— DIRECTIVE —
Each line below should be reproduced without any alteration.

— PROVIDED RECORDS —

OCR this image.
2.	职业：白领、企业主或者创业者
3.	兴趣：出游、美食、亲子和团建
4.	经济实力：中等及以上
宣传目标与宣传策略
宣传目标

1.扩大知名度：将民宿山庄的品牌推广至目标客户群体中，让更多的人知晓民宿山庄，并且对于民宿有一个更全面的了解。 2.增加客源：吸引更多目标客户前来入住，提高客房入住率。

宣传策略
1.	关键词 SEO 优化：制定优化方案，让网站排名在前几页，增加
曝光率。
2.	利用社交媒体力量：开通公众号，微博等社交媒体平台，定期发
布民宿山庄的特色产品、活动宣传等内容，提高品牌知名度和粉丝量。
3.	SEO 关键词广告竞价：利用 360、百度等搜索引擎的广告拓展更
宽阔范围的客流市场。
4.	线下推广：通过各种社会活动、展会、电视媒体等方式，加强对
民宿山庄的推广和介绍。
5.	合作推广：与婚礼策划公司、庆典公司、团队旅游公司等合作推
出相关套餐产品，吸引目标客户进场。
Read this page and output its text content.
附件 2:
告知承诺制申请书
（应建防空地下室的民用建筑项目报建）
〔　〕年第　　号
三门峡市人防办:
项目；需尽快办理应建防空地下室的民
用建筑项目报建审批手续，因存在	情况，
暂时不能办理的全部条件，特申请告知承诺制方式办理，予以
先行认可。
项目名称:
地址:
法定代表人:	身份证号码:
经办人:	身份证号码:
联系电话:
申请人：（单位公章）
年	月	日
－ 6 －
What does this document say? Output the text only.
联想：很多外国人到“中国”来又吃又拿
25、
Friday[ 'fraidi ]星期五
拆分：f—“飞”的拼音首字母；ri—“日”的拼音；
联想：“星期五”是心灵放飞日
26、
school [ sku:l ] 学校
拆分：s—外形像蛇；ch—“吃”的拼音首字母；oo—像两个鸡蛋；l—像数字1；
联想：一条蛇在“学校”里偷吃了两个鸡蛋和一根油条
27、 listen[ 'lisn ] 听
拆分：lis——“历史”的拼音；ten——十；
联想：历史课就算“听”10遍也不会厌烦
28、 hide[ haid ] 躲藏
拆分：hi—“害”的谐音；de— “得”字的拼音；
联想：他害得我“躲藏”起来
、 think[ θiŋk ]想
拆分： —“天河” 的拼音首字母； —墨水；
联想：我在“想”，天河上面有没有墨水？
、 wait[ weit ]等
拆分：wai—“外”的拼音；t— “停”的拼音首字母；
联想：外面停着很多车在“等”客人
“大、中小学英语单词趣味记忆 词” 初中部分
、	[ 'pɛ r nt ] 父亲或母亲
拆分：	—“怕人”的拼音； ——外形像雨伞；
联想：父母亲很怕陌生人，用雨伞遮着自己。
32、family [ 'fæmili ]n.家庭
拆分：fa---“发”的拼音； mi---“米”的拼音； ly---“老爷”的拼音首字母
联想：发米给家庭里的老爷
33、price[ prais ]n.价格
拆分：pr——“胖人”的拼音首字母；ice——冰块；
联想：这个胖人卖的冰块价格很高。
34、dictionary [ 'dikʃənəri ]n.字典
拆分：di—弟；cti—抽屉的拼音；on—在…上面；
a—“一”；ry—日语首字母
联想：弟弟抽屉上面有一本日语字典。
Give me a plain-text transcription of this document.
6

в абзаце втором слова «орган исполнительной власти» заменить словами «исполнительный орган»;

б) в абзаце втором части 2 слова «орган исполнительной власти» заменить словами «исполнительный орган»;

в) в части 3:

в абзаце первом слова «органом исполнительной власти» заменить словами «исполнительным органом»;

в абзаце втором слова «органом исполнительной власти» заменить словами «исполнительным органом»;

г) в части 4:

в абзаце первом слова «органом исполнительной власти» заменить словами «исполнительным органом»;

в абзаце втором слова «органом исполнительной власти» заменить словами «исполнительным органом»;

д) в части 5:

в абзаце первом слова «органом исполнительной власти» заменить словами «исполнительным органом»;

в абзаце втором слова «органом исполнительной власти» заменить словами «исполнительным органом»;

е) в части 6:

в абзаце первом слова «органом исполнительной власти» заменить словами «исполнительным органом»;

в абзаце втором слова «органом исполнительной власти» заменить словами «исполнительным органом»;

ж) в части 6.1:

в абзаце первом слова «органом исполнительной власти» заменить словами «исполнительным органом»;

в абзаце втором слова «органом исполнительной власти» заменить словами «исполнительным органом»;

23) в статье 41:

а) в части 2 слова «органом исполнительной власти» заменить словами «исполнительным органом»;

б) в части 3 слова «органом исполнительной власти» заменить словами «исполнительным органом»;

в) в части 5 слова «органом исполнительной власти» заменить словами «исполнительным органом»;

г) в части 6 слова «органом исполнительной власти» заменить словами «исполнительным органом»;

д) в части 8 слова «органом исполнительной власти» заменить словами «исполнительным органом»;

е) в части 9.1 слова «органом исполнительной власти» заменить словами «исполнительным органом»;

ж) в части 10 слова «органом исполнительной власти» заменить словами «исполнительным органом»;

— WRITTEN ANSWER —
OCR this image.
2.	职业：白领、企业主或者创业者
3.	兴趣：出游、美食、亲子和团建
4.	经济实力：中等及以上
宣传目标与宣传策略
宣传目标

1.扩大知名度：将民宿山庄的品牌推广至目标客户群体中，让更多的人知晓民宿山庄，并且对于民宿有一个更全面的了解。 2.增加客源：吸引更多目标客户前来入住，提高客房入住率。

宣传策略
1.	关键词 SEO 优化：制定优化方案，让网站排名在前几页，增加
曝光率。
2.	利用社交媒体力量：开通公众号，微博等社交媒体平台，定期发
布民宿山庄的特色产品、活动宣传等内容，提高品牌知名度和粉丝量。
3.	SEO 关键词广告竞价：利用 360、百度等搜索引擎的广告拓展更
宽阔范围的客流市场。
4.	线下推广：通过各种社会活动、展会、电视媒体等方式，加强对
民宿山庄的推广和介绍。
5.	合作推广：与婚礼策划公司、庆典公司、团队旅游公司等合作推
出相关套餐产品，吸引目标客户进场。
Read this page and output its text content.
附件 2:
告知承诺制申请书
（应建防空地下室的民用建筑项目报建）
〔　〕年第　　号
三门峡市人防办:
项目；需尽快办理应建防空地下室的民
用建筑项目报建审批手续，因存在	情况，
暂时不能办理的全部条件，特申请告知承诺制方式办理，予以
先行认可。
项目名称:
地址:
法定代表人:	身份证号码:
经办人:	身份证号码:
联系电话:
申请人：（单位公章）
年	月	日
－ 6 －
What does this document say? Output the text only.
联想：很多外国人到“中国”来又吃又拿
25、
Friday[ 'fraidi ]星期五
拆分：f—“飞”的拼音首字母；ri—“日”的拼音；
联想：“星期五”是心灵放飞日
26、
school [ sku:l ] 学校
拆分：s—外形像蛇；ch—“吃”的拼音首字母；oo—像两个鸡蛋；l—像数字1；
联想：一条蛇在“学校”里偷吃了两个鸡蛋和一根油条
27、 listen[ 'lisn ] 听
拆分：lis——“历史”的拼音；ten——十；
联想：历史课就算“听”10遍也不会厌烦
28、 hide[ haid ] 躲藏
拆分：hi—“害”的谐音；de— “得”字的拼音；
联想：他害得我“躲藏”起来
、 think[ θiŋk ]想
拆分： —“天河” 的拼音首字母； —墨水；
联想：我在“想”，天河上面有没有墨水？
、 wait[ weit ]等
拆分：wai—“外”的拼音；t— “停”的拼音首字母；
联想：外面停着很多车在“等”客人
“大、中小学英语单词趣味记忆 词” 初中部分
、	[ 'pɛ r nt ] 父亲或母亲
拆分：	—“怕人”的拼音； ——外形像雨伞；
联想：父母亲很怕陌生人，用雨伞遮着自己。
32、family [ 'fæmili ]n.家庭
拆分：fa---“发”的拼音； mi---“米”的拼音； ly---“老爷”的拼音首字母
联想：发米给家庭里的老爷
33、price[ prais ]n.价格
拆分：pr——“胖人”的拼音首字母；ice——冰块；
联想：这个胖人卖的冰块价格很高。
34、dictionary [ 'dikʃənəri ]n.字典
拆分：di—弟；cti—抽屉的拼音；on—在…上面；
a—“一”；ry—日语首字母
联想：弟弟抽屉上面有一本日语字典。
Give me a plain-text transcription of this document.
6

в абзаце втором слова «орган исполнительной власти» заменить словами «исполнительный орган»;

б) в абзаце втором части 2 слова «орган исполнительной власти» заменить словами «исполнительный орган»;

в) в части 3:

в абзаце первом слова «органом исполнительной власти» заменить словами «исполнительным органом»;

в абзаце втором слова «органом исполнительной власти» заменить словами «исполнительным органом»;

г) в части 4:

в абзаце первом слова «органом исполнительной власти» заменить словами «исполнительным органом»;

в абзаце втором слова «органом исполнительной власти» заменить словами «исполнительным органом»;

д) в части 5:

в абзаце первом слова «органом исполнительной власти» заменить словами «исполнительным органом»;

в абзаце втором слова «органом исполнительной власти» заменить словами «исполнительным органом»;

е) в части 6:

в абзаце первом слова «органом исполнительной власти» заменить словами «исполнительным органом»;

в абзаце втором слова «органом исполнительной власти» заменить словами «исполнительным органом»;

ж) в части 6.1:

в абзаце первом слова «органом исполнительной власти» заменить словами «исполнительным органом»;

в абзаце втором слова «органом исполнительной власти» заменить словами «исполнительным органом»;

23) в статье 41:

а) в части 2 слова «органом исполнительной власти» заменить словами «исполнительным органом»;

б) в части 3 слова «органом исполнительной власти» заменить словами «исполнительным органом»;

в) в части 5 слова «органом исполнительной власти» заменить словами «исполнительным органом»;

г) в части 6 слова «органом исполнительной власти» заменить словами «исполнительным органом»;

д) в части 8 слова «органом исполнительной власти» заменить словами «исполнительным органом»;

е) в части 9.1 слова «органом исполнительной власти» заменить словами «исполнительным органом»;

ж) в части 10 слова «органом исполнительной власти» заменить словами «исполнительным органом»;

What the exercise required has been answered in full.